__Set problem__. Transcribe every record that appears below, exactly and in full.
<<<<
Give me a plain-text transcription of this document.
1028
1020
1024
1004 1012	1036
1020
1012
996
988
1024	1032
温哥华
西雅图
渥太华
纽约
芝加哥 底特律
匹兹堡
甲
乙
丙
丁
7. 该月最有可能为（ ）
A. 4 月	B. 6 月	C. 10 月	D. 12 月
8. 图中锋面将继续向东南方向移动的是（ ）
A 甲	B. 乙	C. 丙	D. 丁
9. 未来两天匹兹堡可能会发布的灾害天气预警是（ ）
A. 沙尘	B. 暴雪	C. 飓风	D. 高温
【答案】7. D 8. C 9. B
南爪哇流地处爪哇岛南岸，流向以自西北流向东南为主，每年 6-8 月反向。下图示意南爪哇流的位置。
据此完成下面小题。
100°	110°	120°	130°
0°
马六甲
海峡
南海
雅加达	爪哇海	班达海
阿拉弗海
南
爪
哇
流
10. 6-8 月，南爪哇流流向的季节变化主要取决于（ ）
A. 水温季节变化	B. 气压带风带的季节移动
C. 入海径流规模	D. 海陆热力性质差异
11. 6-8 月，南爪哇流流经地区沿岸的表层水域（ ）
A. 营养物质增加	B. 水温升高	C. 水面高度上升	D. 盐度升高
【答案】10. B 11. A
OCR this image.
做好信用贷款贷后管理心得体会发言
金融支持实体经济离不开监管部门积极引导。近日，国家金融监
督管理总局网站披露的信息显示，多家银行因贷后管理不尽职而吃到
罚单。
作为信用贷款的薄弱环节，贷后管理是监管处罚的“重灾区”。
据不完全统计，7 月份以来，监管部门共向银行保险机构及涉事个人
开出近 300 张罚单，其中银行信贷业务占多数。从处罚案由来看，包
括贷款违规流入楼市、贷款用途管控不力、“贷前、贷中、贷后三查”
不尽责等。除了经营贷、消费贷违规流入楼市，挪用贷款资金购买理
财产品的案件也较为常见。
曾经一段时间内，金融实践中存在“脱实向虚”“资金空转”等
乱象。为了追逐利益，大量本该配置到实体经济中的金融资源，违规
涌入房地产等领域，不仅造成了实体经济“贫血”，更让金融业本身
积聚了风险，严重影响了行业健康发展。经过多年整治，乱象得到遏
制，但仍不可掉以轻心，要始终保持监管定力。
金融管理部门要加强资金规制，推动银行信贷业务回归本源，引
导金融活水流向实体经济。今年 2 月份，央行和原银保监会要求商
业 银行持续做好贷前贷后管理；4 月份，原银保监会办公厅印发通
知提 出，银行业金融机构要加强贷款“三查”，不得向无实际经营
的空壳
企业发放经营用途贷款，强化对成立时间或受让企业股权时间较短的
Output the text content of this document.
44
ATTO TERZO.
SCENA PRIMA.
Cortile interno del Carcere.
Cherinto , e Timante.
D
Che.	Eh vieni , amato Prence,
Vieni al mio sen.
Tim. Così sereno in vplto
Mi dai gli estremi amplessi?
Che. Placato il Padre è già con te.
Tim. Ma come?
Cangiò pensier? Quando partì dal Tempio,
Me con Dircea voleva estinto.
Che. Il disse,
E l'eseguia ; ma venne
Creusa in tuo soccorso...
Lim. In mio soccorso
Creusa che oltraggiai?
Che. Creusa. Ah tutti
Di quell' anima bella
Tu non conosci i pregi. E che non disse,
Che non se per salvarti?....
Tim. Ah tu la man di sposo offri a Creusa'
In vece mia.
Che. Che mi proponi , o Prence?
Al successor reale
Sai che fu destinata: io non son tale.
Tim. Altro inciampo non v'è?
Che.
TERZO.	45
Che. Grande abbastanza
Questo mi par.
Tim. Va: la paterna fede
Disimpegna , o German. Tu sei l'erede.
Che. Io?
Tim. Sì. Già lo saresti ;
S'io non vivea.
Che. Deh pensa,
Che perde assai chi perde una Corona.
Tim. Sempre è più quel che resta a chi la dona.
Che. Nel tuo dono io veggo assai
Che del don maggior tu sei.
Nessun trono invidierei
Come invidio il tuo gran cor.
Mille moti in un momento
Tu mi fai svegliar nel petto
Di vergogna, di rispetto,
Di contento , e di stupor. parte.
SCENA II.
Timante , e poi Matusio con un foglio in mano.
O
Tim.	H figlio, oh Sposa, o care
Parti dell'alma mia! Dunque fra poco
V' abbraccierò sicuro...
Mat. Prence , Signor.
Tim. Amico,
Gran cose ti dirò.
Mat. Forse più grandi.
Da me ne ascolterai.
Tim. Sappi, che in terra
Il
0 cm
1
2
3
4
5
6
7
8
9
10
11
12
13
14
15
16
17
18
>>>>
__Full output__.
Give me a plain-text transcription of this document.
1028
1020
1024
1004 1012	1036
1020
1012
996
988
1024	1032
温哥华
西雅图
渥太华
纽约
芝加哥 底特律
匹兹堡
甲
乙
丙
丁
7. 该月最有可能为（ ）
A. 4 月	B. 6 月	C. 10 月	D. 12 月
8. 图中锋面将继续向东南方向移动的是（ ）
A 甲	B. 乙	C. 丙	D. 丁
9. 未来两天匹兹堡可能会发布的灾害天气预警是（ ）
A. 沙尘	B. 暴雪	C. 飓风	D. 高温
【答案】7. D 8. C 9. B
南爪哇流地处爪哇岛南岸，流向以自西北流向东南为主，每年 6-8 月反向。下图示意南爪哇流的位置。
据此完成下面小题。
100°	110°	120°	130°
0°
马六甲
海峡
南海
雅加达	爪哇海	班达海
阿拉弗海
南
爪
哇
流
10. 6-8 月，南爪哇流流向的季节变化主要取决于（ ）
A. 水温季节变化	B. 气压带风带的季节移动
C. 入海径流规模	D. 海陆热力性质差异
11. 6-8 月，南爪哇流流经地区沿岸的表层水域（ ）
A. 营养物质增加	B. 水温升高	C. 水面高度上升	D. 盐度升高
【答案】10. B 11. A
OCR this image.
做好信用贷款贷后管理心得体会发言
金融支持实体经济离不开监管部门积极引导。近日，国家金融监
督管理总局网站披露的信息显示，多家银行因贷后管理不尽职而吃到
罚单。
作为信用贷款的薄弱环节，贷后管理是监管处罚的“重灾区”。
据不完全统计，7 月份以来，监管部门共向银行保险机构及涉事个人
开出近 300 张罚单，其中银行信贷业务占多数。从处罚案由来看，包
括贷款违规流入楼市、贷款用途管控不力、“贷前、贷中、贷后三查”
不尽责等。除了经营贷、消费贷违规流入楼市，挪用贷款资金购买理
财产品的案件也较为常见。
曾经一段时间内，金融实践中存在“脱实向虚”“资金空转”等
乱象。为了追逐利益，大量本该配置到实体经济中的金融资源，违规
涌入房地产等领域，不仅造成了实体经济“贫血”，更让金融业本身
积聚了风险，严重影响了行业健康发展。经过多年整治，乱象得到遏
制，但仍不可掉以轻心，要始终保持监管定力。
金融管理部门要加强资金规制，推动银行信贷业务回归本源，引
导金融活水流向实体经济。今年 2 月份，央行和原银保监会要求商
业 银行持续做好贷前贷后管理；4 月份，原银保监会办公厅印发通
知提 出，银行业金融机构要加强贷款“三查”，不得向无实际经营
的空壳
企业发放经营用途贷款，强化对成立时间或受让企业股权时间较短的
Output the text content of this document.
44
ATTO TERZO.
SCENA PRIMA.
Cortile interno del Carcere.
Cherinto , e Timante.
D
Che.	Eh vieni , amato Prence,
Vieni al mio sen.
Tim. Così sereno in vplto
Mi dai gli estremi amplessi?
Che. Placato il Padre è già con te.
Tim. Ma come?
Cangiò pensier? Quando partì dal Tempio,
Me con Dircea voleva estinto.
Che. Il disse,
E l'eseguia ; ma venne
Creusa in tuo soccorso...
Lim. In mio soccorso
Creusa che oltraggiai?
Che. Creusa. Ah tutti
Di quell' anima bella
Tu non conosci i pregi. E che non disse,
Che non se per salvarti?....
Tim. Ah tu la man di sposo offri a Creusa'
In vece mia.
Che. Che mi proponi , o Prence?
Al successor reale
Sai che fu destinata: io non son tale.
Tim. Altro inciampo non v'è?
Che.
TERZO.	45
Che. Grande abbastanza
Questo mi par.
Tim. Va: la paterna fede
Disimpegna , o German. Tu sei l'erede.
Che. Io?
Tim. Sì. Già lo saresti ;
S'io non vivea.
Che. Deh pensa,
Che perde assai chi perde una Corona.
Tim. Sempre è più quel che resta a chi la dona.
Che. Nel tuo dono io veggo assai
Che del don maggior tu sei.
Nessun trono invidierei
Come invidio il tuo gran cor.
Mille moti in un momento
Tu mi fai svegliar nel petto
Di vergogna, di rispetto,
Di contento , e di stupor. parte.
SCENA II.
Timante , e poi Matusio con un foglio in mano.
O
Tim.	H figlio, oh Sposa, o care
Parti dell'alma mia! Dunque fra poco
V' abbraccierò sicuro...
Mat. Prence , Signor.
Tim. Amico,
Gran cose ti dirò.
Mat. Forse più grandi.
Da me ne ascolterai.
Tim. Sappi, che in terra
Il
0 cm
1
2
3
4
5
6
7
8
9
10
11
12
13
14
15
16
17
18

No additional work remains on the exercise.